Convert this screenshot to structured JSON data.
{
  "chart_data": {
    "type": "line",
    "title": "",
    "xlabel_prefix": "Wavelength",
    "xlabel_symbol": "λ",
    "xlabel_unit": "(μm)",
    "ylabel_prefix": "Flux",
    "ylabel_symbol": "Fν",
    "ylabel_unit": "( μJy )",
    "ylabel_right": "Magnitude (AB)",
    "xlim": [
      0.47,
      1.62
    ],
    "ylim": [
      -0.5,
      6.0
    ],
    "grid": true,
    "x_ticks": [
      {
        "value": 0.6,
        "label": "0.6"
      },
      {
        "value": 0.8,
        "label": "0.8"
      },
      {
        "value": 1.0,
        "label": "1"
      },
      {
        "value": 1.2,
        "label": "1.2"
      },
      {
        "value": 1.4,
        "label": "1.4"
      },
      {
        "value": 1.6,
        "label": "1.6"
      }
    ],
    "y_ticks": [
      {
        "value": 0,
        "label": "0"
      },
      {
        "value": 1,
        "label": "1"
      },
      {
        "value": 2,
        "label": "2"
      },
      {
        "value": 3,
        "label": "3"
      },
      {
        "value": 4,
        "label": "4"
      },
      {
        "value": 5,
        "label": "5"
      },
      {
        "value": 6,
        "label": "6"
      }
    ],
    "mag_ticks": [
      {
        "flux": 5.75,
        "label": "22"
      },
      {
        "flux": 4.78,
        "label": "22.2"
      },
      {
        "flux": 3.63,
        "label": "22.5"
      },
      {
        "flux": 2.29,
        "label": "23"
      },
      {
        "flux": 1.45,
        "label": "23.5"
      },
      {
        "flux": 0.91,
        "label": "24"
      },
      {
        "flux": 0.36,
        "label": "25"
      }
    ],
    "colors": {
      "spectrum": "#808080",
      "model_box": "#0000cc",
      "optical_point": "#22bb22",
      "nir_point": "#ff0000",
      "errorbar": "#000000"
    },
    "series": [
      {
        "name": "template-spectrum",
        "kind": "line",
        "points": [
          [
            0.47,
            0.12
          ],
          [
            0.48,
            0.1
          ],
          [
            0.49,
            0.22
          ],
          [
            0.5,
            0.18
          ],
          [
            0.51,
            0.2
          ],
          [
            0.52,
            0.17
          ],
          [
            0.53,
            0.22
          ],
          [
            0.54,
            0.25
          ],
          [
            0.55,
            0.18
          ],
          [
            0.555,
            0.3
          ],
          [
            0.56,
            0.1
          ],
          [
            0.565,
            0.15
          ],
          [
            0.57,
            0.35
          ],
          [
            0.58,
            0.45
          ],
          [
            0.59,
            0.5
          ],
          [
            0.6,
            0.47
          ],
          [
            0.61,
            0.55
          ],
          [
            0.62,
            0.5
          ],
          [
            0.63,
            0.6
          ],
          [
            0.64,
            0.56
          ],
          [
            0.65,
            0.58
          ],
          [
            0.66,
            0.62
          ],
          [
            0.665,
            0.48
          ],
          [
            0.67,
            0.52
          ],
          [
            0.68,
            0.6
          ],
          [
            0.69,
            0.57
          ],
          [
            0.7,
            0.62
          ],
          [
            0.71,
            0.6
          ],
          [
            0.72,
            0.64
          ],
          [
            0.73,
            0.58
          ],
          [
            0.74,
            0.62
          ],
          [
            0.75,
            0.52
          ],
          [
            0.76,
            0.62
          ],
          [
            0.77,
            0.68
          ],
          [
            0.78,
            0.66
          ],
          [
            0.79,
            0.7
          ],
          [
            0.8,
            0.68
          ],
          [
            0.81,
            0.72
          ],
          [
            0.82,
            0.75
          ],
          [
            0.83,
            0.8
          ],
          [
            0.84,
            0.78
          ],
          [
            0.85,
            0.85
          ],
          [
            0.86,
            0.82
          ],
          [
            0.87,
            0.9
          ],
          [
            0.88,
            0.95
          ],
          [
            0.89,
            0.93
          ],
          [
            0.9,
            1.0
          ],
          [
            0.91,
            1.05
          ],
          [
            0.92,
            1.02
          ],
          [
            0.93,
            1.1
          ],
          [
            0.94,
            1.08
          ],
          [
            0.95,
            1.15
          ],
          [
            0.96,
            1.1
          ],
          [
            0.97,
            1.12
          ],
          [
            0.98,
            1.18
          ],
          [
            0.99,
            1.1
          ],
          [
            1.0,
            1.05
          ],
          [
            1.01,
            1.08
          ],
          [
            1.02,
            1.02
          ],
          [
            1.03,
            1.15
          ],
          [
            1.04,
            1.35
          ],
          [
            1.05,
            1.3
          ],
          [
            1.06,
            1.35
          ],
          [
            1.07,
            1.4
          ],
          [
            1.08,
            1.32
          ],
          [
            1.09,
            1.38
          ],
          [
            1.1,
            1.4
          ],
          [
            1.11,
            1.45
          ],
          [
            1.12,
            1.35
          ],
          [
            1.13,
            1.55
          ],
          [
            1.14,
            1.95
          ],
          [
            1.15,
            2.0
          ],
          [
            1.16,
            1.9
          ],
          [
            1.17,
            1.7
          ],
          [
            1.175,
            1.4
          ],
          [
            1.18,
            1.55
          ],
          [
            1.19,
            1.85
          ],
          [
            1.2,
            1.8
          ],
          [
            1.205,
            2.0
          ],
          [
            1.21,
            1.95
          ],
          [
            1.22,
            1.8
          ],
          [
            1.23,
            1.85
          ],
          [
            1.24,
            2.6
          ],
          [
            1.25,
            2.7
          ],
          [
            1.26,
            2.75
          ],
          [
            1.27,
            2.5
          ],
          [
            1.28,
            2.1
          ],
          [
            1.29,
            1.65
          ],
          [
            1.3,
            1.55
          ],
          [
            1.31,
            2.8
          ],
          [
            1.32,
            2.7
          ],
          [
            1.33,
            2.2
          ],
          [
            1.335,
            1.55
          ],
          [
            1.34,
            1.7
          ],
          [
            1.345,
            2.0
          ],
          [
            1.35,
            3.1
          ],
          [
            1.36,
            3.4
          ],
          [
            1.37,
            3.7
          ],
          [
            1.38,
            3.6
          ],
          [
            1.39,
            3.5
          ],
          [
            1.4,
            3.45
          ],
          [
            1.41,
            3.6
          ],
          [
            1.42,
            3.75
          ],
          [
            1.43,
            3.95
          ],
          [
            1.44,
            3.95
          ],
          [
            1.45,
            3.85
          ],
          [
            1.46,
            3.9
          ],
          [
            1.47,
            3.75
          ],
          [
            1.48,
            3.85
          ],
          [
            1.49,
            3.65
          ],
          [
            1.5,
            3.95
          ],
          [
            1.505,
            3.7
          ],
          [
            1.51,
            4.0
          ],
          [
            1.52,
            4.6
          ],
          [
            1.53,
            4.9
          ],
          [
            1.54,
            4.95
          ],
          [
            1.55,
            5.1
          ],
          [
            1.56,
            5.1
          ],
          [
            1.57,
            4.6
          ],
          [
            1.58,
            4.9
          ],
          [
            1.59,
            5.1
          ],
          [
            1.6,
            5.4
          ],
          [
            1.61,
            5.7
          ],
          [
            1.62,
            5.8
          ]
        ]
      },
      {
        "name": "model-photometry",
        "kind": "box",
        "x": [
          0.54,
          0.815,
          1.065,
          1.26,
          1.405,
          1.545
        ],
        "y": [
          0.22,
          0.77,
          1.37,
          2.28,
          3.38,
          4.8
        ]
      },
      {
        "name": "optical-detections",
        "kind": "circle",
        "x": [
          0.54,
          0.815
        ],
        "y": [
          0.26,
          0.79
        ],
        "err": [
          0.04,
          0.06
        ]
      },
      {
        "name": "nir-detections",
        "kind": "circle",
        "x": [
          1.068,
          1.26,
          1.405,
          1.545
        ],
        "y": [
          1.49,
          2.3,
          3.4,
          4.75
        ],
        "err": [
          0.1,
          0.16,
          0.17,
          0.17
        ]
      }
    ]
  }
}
★ ★ ★ ★ ★
Requirement ::
Only lines with the string "detections" belong in your answer; copy each one.

Answer to this exercise ::
        "name": "optical-detections",
        "name": "nir-detections",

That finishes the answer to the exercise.